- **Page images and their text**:

━━━━━━━━━━

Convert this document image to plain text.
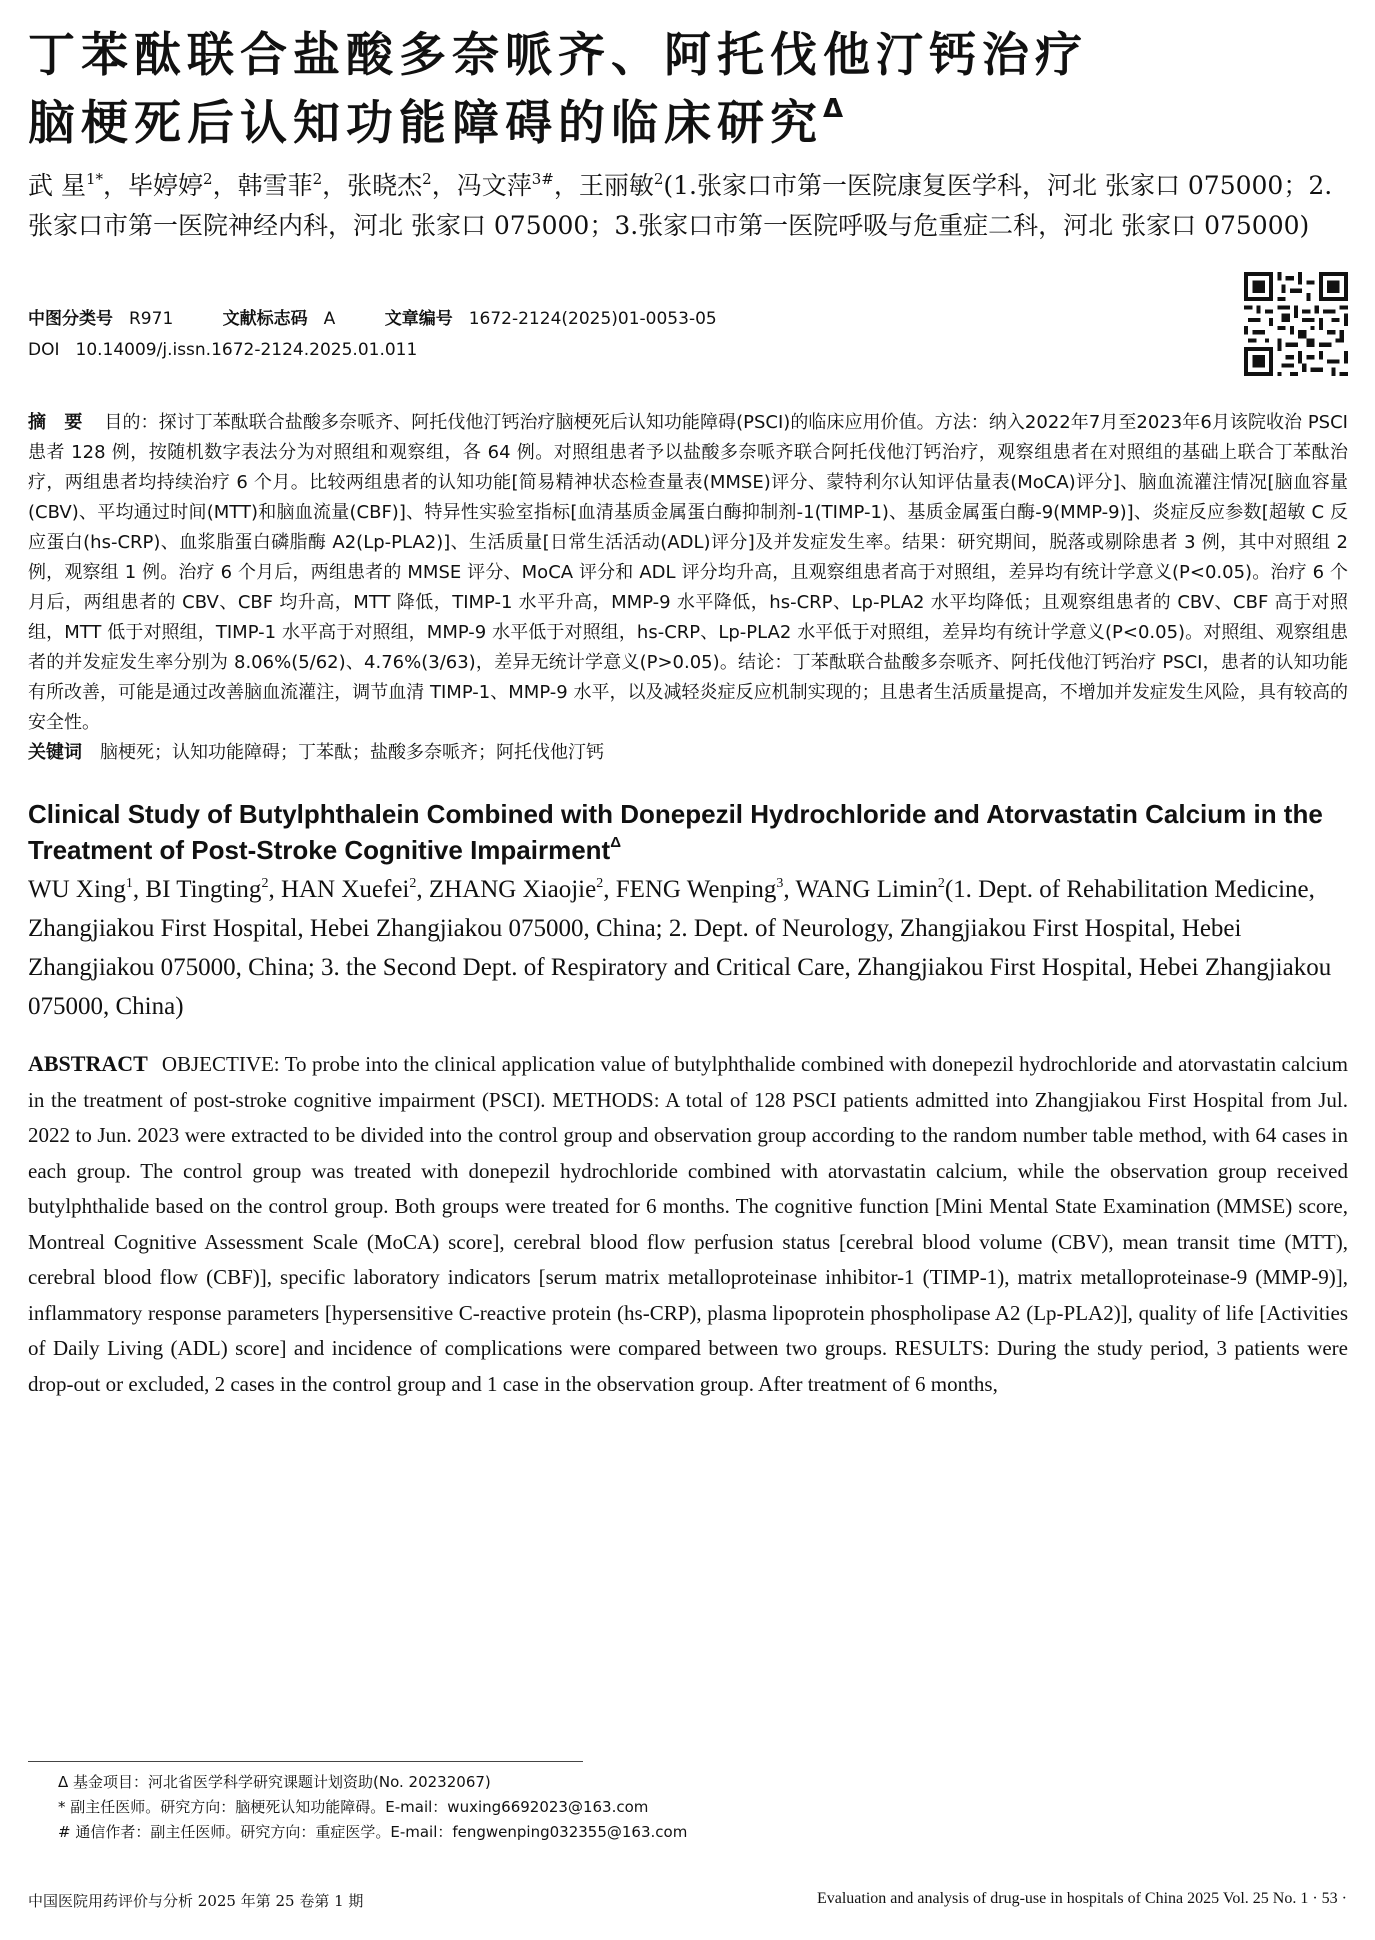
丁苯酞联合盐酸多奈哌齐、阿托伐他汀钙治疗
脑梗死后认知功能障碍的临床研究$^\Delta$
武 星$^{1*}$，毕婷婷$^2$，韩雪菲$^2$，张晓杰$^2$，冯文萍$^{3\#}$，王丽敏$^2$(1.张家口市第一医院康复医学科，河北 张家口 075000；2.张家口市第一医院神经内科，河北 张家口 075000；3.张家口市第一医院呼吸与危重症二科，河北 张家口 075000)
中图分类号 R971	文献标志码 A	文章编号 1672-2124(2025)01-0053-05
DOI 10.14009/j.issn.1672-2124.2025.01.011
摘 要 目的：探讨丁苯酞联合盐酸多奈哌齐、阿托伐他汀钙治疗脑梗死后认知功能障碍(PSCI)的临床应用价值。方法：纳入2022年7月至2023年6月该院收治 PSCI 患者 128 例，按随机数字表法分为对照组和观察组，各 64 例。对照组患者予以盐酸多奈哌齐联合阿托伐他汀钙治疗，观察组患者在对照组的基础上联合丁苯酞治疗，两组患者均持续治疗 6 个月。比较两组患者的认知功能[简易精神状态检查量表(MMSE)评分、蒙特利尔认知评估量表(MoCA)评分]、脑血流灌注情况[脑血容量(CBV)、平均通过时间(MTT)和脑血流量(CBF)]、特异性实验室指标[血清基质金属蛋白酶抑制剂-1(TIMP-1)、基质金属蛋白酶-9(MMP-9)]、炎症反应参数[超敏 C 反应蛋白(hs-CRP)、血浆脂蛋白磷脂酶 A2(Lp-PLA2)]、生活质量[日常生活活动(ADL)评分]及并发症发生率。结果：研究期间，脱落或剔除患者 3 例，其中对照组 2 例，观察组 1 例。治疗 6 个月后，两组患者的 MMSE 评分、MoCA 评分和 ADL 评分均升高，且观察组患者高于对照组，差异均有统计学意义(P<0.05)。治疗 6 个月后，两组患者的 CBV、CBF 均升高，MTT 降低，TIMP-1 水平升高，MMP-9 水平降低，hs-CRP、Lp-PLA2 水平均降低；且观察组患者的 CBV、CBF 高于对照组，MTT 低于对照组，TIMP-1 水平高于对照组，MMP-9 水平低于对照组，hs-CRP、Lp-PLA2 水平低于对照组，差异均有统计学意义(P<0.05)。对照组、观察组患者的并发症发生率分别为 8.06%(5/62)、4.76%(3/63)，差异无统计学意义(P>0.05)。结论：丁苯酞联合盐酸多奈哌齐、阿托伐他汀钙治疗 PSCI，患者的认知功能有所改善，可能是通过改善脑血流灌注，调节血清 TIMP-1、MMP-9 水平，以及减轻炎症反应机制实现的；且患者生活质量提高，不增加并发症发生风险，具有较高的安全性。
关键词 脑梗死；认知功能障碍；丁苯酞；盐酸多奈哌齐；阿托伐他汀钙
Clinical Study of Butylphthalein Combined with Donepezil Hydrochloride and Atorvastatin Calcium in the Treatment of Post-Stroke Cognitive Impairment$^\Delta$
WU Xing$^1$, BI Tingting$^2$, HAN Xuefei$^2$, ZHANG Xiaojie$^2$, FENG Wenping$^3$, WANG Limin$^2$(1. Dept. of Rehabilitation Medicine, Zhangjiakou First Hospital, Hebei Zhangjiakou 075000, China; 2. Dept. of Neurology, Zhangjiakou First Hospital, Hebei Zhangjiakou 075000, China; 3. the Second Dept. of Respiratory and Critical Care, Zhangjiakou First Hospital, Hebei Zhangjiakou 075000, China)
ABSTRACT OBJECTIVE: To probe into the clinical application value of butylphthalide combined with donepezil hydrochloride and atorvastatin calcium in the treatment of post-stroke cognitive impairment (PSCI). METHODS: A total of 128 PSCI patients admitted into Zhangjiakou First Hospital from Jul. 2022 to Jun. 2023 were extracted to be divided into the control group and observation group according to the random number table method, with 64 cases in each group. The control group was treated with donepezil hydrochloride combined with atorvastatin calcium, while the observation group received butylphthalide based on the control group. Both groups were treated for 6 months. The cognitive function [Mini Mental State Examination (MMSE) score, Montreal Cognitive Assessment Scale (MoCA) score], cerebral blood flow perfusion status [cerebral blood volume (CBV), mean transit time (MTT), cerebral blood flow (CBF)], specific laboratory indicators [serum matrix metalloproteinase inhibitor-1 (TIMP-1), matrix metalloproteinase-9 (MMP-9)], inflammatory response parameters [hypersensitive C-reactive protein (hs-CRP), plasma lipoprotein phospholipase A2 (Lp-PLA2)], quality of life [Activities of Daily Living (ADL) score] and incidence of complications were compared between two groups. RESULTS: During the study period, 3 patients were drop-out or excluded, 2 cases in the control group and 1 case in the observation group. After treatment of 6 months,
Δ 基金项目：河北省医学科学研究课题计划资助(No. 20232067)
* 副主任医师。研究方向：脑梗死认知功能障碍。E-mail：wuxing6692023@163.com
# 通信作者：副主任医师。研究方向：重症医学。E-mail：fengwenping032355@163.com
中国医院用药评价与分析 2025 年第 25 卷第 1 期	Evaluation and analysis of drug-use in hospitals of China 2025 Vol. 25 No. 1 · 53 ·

━━━━━━━━━━

- **YOUR INSTRUCTIONS**:
Please transcribe the entries precisely and omit any images they hold.

- **EXERCISE OUTPUT**:
Convert this document image to plain text.
丁苯酞联合盐酸多奈哌齐、阿托伐他汀钙治疗
脑梗死后认知功能障碍的临床研究$^\Delta$
武 星$^{1*}$，毕婷婷$^2$，韩雪菲$^2$，张晓杰$^2$，冯文萍$^{3\#}$，王丽敏$^2$(1.张家口市第一医院康复医学科，河北 张家口 075000；2.张家口市第一医院神经内科，河北 张家口 075000；3.张家口市第一医院呼吸与危重症二科，河北 张家口 075000)
中图分类号 R971	文献标志码 A	文章编号 1672-2124(2025)01-0053-05
DOI 10.14009/j.issn.1672-2124.2025.01.011
摘 要 目的：探讨丁苯酞联合盐酸多奈哌齐、阿托伐他汀钙治疗脑梗死后认知功能障碍(PSCI)的临床应用价值。方法：纳入2022年7月至2023年6月该院收治 PSCI 患者 128 例，按随机数字表法分为对照组和观察组，各 64 例。对照组患者予以盐酸多奈哌齐联合阿托伐他汀钙治疗，观察组患者在对照组的基础上联合丁苯酞治疗，两组患者均持续治疗 6 个月。比较两组患者的认知功能[简易精神状态检查量表(MMSE)评分、蒙特利尔认知评估量表(MoCA)评分]、脑血流灌注情况[脑血容量(CBV)、平均通过时间(MTT)和脑血流量(CBF)]、特异性实验室指标[血清基质金属蛋白酶抑制剂-1(TIMP-1)、基质金属蛋白酶-9(MMP-9)]、炎症反应参数[超敏 C 反应蛋白(hs-CRP)、血浆脂蛋白磷脂酶 A2(Lp-PLA2)]、生活质量[日常生活活动(ADL)评分]及并发症发生率。结果：研究期间，脱落或剔除患者 3 例，其中对照组 2 例，观察组 1 例。治疗 6 个月后，两组患者的 MMSE 评分、MoCA 评分和 ADL 评分均升高，且观察组患者高于对照组，差异均有统计学意义(P<0.05)。治疗 6 个月后，两组患者的 CBV、CBF 均升高，MTT 降低，TIMP-1 水平升高，MMP-9 水平降低，hs-CRP、Lp-PLA2 水平均降低；且观察组患者的 CBV、CBF 高于对照组，MTT 低于对照组，TIMP-1 水平高于对照组，MMP-9 水平低于对照组，hs-CRP、Lp-PLA2 水平低于对照组，差异均有统计学意义(P<0.05)。对照组、观察组患者的并发症发生率分别为 8.06%(5/62)、4.76%(3/63)，差异无统计学意义(P>0.05)。结论：丁苯酞联合盐酸多奈哌齐、阿托伐他汀钙治疗 PSCI，患者的认知功能有所改善，可能是通过改善脑血流灌注，调节血清 TIMP-1、MMP-9 水平，以及减轻炎症反应机制实现的；且患者生活质量提高，不增加并发症发生风险，具有较高的安全性。
关键词 脑梗死；认知功能障碍；丁苯酞；盐酸多奈哌齐；阿托伐他汀钙
Clinical Study of Butylphthalein Combined with Donepezil Hydrochloride and Atorvastatin Calcium in the Treatment of Post-Stroke Cognitive Impairment$^\Delta$
WU Xing$^1$, BI Tingting$^2$, HAN Xuefei$^2$, ZHANG Xiaojie$^2$, FENG Wenping$^3$, WANG Limin$^2$(1. Dept. of Rehabilitation Medicine, Zhangjiakou First Hospital, Hebei Zhangjiakou 075000, China; 2. Dept. of Neurology, Zhangjiakou First Hospital, Hebei Zhangjiakou 075000, China; 3. the Second Dept. of Respiratory and Critical Care, Zhangjiakou First Hospital, Hebei Zhangjiakou 075000, China)
ABSTRACT OBJECTIVE: To probe into the clinical application value of butylphthalide combined with donepezil hydrochloride and atorvastatin calcium in the treatment of post-stroke cognitive impairment (PSCI). METHODS: A total of 128 PSCI patients admitted into Zhangjiakou First Hospital from Jul. 2022 to Jun. 2023 were extracted to be divided into the control group and observation group according to the random number table method, with 64 cases in each group. The control group was treated with donepezil hydrochloride combined with atorvastatin calcium, while the observation group received butylphthalide based on the control group. Both groups were treated for 6 months. The cognitive function [Mini Mental State Examination (MMSE) score, Montreal Cognitive Assessment Scale (MoCA) score], cerebral blood flow perfusion status [cerebral blood volume (CBV), mean transit time (MTT), cerebral blood flow (CBF)], specific laboratory indicators [serum matrix metalloproteinase inhibitor-1 (TIMP-1), matrix metalloproteinase-9 (MMP-9)], inflammatory response parameters [hypersensitive C-reactive protein (hs-CRP), plasma lipoprotein phospholipase A2 (Lp-PLA2)], quality of life [Activities of Daily Living (ADL) score] and incidence of complications were compared between two groups. RESULTS: During the study period, 3 patients were drop-out or excluded, 2 cases in the control group and 1 case in the observation group. After treatment of 6 months,
Δ 基金项目：河北省医学科学研究课题计划资助(No. 20232067)
* 副主任医师。研究方向：脑梗死认知功能障碍。E-mail：wuxing6692023@163.com
# 通信作者：副主任医师。研究方向：重症医学。E-mail：fengwenping032355@163.com
中国医院用药评价与分析 2025 年第 25 卷第 1 期	Evaluation and analysis of drug-use in hospitals of China 2025 Vol. 25 No. 1 · 53 ·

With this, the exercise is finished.